Governments at the Centre and in Punjab changed and both governments instead of taking up the construction of the barrage focused on completing the Ranjit Sagar Dam dedicated to the nation on April 4 this year by the Prime Minister Mr Atal Behari Vajpayee.

Mr Vajpayee amidst cheers announced that work on the Shahpur Kandi barrage project would be taken up immediately for which he promised money from the Centre for the project on schedule. A little more than a month later in April Mr Parkash Singh Badal, Chief Minister, Punjab, talking to reporters at Pathankot said Rs 200 crore had been set apart for the project in the current year.

Emboldened by the statement of the Prime Minister and the Chief Minister, Mr J.S. Randhawa, General Manager, Ranjit Sagar Dam, performed the formal ceremony for the construction of SKBP. For starting construction of the SKBP, funds were needed which the Punjab Government did not provide. The real position is that the project is at a standstill.

However Rs 2 crore has been spent on the project so far, by way of the survey project report and compensation to the farmers whose lands were acquired for the execution of the project.

The project with present price level will cost more than Rs 1600 crore and generate 158 mw of electricity. The cost of the project initially was estimated to be Rs 126 crore when inaugurated by Mr Narasimha Rao.

» To do
a – Please decide whether each statement agrees with the Shahpur Kandi barrage passage, answering yes or no and quoting the deciding words: (i) The Ranjit Sagar Dam was dedicated to the nation by Mr Atal Behari Vajpayee. (ii) The Punjab Government supplied the funds needed to begin building the barrage. (iii) The project is expected to generate 158 mw of electricity.
b – Carry the Shahpur Kandi barrage passage further, picking up after its last sentence.

» Data provided
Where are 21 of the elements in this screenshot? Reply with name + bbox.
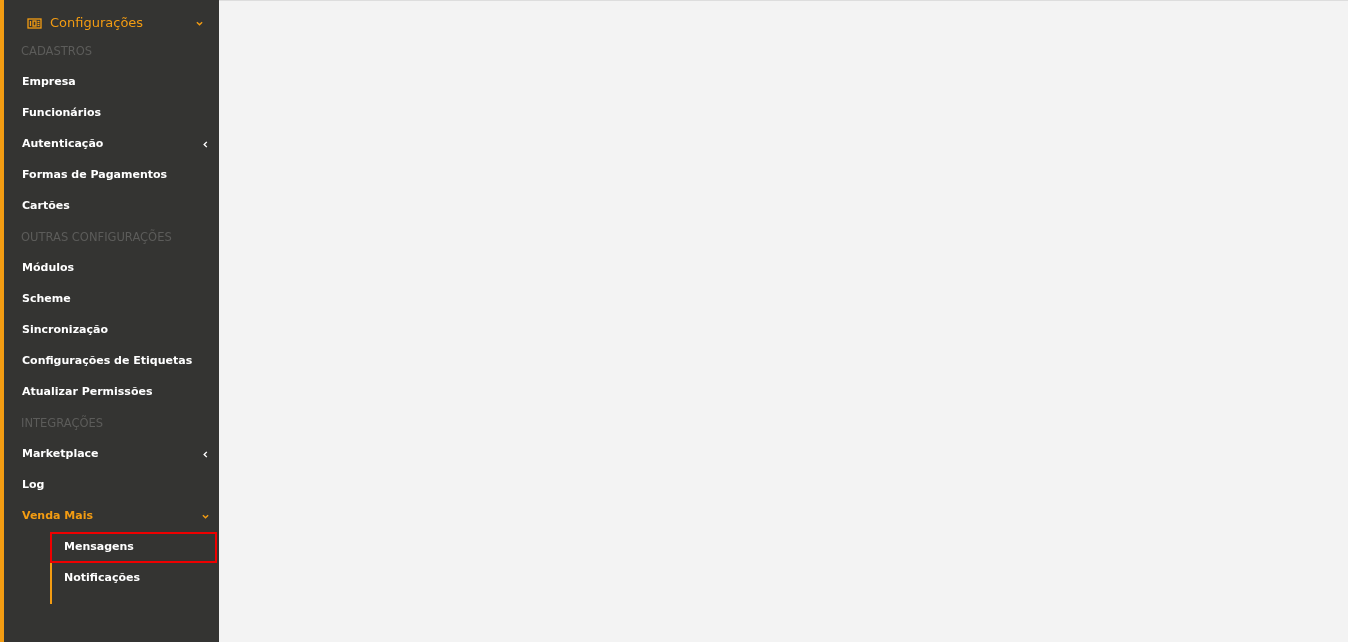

--

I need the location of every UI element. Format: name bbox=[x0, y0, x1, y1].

» The replies
a –
(i) Yes: "dedicated to the nation on April 4 this year by the Prime Minister Mr Atal Behari Vajpayee"
(ii) No: "funds were needed which the Punjab Government did not provide"
(iii) Yes: "generate 158 mw of electricity"

b –
Completion of the project is necessary for utilising full generation capacity of 600 mw of Ranjit Sagar Dam. RSD at present is only generating 100 mw of electricity per day.

Insiders said so far it had not been decided whether to take up the project at the departmental level or hand it over to a multinational company.

The Chief Minister had promised to take up the project at the departmental level. But the Power Minister, Punjab, in a statement issued recently favoured handing over the project to a multinational company. Moreover interdepartmental agreements between the Irrigation Department and the PSEB have not been reached and both in their individual capacities are putting forward claims to take up the project.

Initially nearly 1000 employees of the RSD were transferred to the SKBP. As work on the SKBP did not start the RSD employees were called back leaving only 60-65 employees on the rolls of the SKBP lending credence to uncertainty regarding the construction of the Shahpur Kandi barrage project.